● YOUR TASK
In the entries below, find the lines with the word "value" and copy them.

● ENTRIES SUPPLIED
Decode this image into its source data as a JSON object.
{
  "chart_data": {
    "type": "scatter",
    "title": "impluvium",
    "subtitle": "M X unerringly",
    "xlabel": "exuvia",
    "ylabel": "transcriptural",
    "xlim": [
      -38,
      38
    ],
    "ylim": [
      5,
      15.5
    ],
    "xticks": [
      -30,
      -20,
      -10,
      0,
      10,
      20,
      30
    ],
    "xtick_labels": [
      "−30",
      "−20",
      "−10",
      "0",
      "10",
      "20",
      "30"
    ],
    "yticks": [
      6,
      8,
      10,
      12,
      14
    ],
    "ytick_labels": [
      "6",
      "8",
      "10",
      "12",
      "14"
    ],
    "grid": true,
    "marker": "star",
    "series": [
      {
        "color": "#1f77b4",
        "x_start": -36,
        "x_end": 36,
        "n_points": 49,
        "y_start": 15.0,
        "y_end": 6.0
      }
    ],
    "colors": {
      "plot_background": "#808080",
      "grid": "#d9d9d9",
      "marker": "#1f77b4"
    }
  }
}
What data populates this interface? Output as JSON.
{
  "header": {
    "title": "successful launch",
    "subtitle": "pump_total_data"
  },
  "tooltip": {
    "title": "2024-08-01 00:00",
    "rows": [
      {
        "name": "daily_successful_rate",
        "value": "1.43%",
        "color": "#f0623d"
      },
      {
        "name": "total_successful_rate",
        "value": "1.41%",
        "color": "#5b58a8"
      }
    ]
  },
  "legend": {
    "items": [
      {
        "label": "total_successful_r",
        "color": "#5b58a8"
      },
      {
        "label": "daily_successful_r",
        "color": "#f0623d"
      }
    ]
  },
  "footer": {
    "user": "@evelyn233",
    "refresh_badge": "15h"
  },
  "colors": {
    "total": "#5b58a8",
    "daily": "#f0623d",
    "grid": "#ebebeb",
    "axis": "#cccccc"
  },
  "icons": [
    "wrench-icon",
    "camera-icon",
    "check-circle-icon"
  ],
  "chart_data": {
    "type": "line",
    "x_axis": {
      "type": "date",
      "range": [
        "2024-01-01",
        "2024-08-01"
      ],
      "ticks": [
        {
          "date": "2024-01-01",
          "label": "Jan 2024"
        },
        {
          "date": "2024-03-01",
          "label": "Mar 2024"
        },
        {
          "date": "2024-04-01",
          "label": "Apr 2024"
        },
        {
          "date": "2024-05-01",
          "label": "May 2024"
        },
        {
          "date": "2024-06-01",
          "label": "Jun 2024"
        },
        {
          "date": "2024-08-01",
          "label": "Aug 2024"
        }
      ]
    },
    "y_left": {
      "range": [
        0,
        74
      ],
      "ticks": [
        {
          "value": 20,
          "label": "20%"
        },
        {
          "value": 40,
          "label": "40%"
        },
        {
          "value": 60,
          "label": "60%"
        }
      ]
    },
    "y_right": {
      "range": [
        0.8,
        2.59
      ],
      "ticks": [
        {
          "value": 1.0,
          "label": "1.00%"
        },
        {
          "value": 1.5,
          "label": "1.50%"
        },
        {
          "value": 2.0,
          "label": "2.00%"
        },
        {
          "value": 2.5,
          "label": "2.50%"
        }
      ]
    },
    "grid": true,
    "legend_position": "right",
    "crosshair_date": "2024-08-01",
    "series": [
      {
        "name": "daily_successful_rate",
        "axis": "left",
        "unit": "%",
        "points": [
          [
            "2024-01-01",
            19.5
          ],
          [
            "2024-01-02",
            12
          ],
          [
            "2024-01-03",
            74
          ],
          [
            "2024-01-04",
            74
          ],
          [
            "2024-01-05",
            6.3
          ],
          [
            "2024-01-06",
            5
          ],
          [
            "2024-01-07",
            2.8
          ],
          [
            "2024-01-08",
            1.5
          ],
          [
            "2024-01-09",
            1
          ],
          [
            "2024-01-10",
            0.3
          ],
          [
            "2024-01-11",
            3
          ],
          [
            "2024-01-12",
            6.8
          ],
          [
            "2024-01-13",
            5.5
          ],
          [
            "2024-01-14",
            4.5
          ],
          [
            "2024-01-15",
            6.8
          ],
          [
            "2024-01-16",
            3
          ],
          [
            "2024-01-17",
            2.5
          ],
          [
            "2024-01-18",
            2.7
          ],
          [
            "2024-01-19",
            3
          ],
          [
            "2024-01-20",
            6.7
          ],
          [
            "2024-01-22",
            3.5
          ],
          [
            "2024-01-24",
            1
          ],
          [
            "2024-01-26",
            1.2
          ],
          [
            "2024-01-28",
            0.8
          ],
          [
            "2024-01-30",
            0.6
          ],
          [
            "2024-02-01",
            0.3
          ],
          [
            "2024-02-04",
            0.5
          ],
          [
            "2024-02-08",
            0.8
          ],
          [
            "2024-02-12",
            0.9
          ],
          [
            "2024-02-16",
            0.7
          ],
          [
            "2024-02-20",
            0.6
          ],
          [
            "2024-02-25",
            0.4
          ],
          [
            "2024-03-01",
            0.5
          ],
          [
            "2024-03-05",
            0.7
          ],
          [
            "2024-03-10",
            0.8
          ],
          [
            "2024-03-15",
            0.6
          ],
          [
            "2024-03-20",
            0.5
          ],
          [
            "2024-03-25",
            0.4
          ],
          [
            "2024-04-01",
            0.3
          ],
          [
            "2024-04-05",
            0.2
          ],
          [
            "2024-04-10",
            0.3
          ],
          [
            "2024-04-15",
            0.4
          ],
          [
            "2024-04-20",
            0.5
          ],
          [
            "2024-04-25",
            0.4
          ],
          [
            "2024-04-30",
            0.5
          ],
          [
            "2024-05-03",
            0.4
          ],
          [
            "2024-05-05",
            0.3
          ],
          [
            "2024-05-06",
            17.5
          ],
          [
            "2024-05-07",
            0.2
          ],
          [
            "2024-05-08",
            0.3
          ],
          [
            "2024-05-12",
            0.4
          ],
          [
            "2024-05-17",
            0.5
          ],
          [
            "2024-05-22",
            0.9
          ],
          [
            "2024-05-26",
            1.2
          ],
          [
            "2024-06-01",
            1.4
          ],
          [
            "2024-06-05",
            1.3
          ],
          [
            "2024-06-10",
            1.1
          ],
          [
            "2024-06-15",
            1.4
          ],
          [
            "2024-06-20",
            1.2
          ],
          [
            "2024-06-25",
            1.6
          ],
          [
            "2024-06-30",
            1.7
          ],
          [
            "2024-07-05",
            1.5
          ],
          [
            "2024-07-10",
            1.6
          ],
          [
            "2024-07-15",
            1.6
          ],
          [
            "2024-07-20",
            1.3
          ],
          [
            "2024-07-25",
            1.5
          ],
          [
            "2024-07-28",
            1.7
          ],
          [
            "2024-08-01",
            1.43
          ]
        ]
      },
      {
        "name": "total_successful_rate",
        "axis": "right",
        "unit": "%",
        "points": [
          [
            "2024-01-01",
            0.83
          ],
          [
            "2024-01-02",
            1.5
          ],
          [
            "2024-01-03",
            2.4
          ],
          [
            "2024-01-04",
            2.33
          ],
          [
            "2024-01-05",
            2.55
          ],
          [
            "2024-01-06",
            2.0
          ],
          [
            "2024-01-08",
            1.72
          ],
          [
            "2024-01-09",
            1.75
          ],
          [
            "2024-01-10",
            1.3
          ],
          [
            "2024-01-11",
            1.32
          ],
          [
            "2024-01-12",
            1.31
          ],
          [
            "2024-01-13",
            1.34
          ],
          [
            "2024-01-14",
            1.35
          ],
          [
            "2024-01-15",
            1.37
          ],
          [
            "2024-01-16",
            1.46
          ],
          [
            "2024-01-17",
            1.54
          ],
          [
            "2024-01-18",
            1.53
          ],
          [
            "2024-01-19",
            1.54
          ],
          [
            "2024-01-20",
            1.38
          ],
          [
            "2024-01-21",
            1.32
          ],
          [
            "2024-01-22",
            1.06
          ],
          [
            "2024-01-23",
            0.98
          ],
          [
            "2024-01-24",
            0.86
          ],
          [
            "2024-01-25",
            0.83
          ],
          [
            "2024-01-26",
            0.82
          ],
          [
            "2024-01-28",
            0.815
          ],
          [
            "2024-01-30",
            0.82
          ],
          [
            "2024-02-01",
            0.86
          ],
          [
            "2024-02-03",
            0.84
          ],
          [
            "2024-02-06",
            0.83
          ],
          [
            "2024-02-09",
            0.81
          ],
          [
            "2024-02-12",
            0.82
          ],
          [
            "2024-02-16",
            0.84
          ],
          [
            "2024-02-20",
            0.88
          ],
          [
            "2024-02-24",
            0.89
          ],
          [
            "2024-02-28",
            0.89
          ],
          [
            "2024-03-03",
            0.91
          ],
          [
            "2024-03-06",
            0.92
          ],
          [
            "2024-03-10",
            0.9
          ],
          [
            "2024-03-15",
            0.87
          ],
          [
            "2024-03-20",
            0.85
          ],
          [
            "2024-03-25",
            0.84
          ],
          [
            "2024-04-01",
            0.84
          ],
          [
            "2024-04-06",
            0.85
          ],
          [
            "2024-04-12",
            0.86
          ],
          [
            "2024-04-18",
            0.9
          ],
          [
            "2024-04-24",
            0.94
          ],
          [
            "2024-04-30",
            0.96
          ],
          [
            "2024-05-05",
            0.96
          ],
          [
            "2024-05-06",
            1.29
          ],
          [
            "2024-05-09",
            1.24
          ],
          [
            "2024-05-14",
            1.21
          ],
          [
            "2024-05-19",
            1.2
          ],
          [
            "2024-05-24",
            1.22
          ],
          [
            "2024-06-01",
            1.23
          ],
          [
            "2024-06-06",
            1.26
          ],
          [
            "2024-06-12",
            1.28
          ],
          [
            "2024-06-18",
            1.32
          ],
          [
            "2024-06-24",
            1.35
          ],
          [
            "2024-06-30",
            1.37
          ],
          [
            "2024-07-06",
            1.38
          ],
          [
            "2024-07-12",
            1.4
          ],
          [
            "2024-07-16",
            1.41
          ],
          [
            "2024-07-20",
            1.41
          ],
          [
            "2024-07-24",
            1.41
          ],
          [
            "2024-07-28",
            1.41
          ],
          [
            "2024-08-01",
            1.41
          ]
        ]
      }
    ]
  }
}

● WORKED ANSWER
        "value": "1.43%",
        "value": "1.41%",
          "value": 20,
          "value": 40,
          "value": 60,
          "value": 1.0,
          "value": 1.5,
          "value": 2.0,
          "value": 2.5,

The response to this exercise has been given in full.